Supplied records:
----------------

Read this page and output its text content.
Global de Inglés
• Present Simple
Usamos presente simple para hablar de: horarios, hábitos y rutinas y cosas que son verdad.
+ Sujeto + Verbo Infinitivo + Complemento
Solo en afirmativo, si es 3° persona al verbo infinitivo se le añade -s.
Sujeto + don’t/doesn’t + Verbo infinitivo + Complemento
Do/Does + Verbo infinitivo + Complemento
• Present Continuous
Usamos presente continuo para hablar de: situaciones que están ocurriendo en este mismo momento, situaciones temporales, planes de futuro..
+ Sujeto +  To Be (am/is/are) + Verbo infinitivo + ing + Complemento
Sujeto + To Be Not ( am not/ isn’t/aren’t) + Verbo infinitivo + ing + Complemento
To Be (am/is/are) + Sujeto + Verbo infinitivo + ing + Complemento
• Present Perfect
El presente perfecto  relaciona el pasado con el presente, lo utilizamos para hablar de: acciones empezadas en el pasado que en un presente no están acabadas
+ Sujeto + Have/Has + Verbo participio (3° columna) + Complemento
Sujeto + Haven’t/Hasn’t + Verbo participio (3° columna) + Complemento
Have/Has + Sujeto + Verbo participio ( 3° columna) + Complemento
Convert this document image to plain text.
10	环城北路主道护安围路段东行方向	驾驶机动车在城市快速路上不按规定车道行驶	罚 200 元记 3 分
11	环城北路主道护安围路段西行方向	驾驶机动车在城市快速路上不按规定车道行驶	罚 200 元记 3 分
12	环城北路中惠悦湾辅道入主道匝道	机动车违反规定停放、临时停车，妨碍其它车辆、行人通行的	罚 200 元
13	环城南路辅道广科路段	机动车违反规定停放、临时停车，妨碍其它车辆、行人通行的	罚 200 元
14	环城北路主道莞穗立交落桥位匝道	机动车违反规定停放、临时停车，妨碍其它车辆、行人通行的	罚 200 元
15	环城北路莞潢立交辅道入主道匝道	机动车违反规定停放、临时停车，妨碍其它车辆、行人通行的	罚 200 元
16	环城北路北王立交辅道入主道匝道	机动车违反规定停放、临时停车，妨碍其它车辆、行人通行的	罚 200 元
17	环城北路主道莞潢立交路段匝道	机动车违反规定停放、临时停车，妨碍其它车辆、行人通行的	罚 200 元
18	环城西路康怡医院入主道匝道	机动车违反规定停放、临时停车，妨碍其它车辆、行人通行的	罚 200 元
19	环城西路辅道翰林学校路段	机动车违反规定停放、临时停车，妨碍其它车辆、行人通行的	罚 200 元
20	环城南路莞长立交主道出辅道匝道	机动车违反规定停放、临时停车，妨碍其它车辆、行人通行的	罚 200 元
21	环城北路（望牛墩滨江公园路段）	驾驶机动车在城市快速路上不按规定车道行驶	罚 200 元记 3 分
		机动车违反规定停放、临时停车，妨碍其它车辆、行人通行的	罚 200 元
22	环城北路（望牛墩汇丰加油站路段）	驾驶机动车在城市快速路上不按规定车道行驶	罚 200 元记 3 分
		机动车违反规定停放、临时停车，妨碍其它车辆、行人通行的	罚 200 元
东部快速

----------------

Output the listing above word for word.

Worked answer:
Read this page and output its text content.
Global de Inglés
• Present Simple
Usamos presente simple para hablar de: horarios, hábitos y rutinas y cosas que son verdad.
+ Sujeto + Verbo Infinitivo + Complemento
Solo en afirmativo, si es 3° persona al verbo infinitivo se le añade -s.
Sujeto + don’t/doesn’t + Verbo infinitivo + Complemento
Do/Does + Verbo infinitivo + Complemento
• Present Continuous
Usamos presente continuo para hablar de: situaciones que están ocurriendo en este mismo momento, situaciones temporales, planes de futuro..
+ Sujeto +  To Be (am/is/are) + Verbo infinitivo + ing + Complemento
Sujeto + To Be Not ( am not/ isn’t/aren’t) + Verbo infinitivo + ing + Complemento
To Be (am/is/are) + Sujeto + Verbo infinitivo + ing + Complemento
• Present Perfect
El presente perfecto  relaciona el pasado con el presente, lo utilizamos para hablar de: acciones empezadas en el pasado que en un presente no están acabadas
+ Sujeto + Have/Has + Verbo participio (3° columna) + Complemento
Sujeto + Haven’t/Hasn’t + Verbo participio (3° columna) + Complemento
Have/Has + Sujeto + Verbo participio ( 3° columna) + Complemento
Convert this document image to plain text.
10	环城北路主道护安围路段东行方向	驾驶机动车在城市快速路上不按规定车道行驶	罚 200 元记 3 分
11	环城北路主道护安围路段西行方向	驾驶机动车在城市快速路上不按规定车道行驶	罚 200 元记 3 分
12	环城北路中惠悦湾辅道入主道匝道	机动车违反规定停放、临时停车，妨碍其它车辆、行人通行的	罚 200 元
13	环城南路辅道广科路段	机动车违反规定停放、临时停车，妨碍其它车辆、行人通行的	罚 200 元
14	环城北路主道莞穗立交落桥位匝道	机动车违反规定停放、临时停车，妨碍其它车辆、行人通行的	罚 200 元
15	环城北路莞潢立交辅道入主道匝道	机动车违反规定停放、临时停车，妨碍其它车辆、行人通行的	罚 200 元
16	环城北路北王立交辅道入主道匝道	机动车违反规定停放、临时停车，妨碍其它车辆、行人通行的	罚 200 元
17	环城北路主道莞潢立交路段匝道	机动车违反规定停放、临时停车，妨碍其它车辆、行人通行的	罚 200 元
18	环城西路康怡医院入主道匝道	机动车违反规定停放、临时停车，妨碍其它车辆、行人通行的	罚 200 元
19	环城西路辅道翰林学校路段	机动车违反规定停放、临时停车，妨碍其它车辆、行人通行的	罚 200 元
20	环城南路莞长立交主道出辅道匝道	机动车违反规定停放、临时停车，妨碍其它车辆、行人通行的	罚 200 元
21	环城北路（望牛墩滨江公园路段）	驾驶机动车在城市快速路上不按规定车道行驶	罚 200 元记 3 分
		机动车违反规定停放、临时停车，妨碍其它车辆、行人通行的	罚 200 元
22	环城北路（望牛墩汇丰加油站路段）	驾驶机动车在城市快速路上不按规定车道行驶	罚 200 元记 3 分
		机动车违反规定停放、临时停车，妨碍其它车辆、行人通行的	罚 200 元
东部快速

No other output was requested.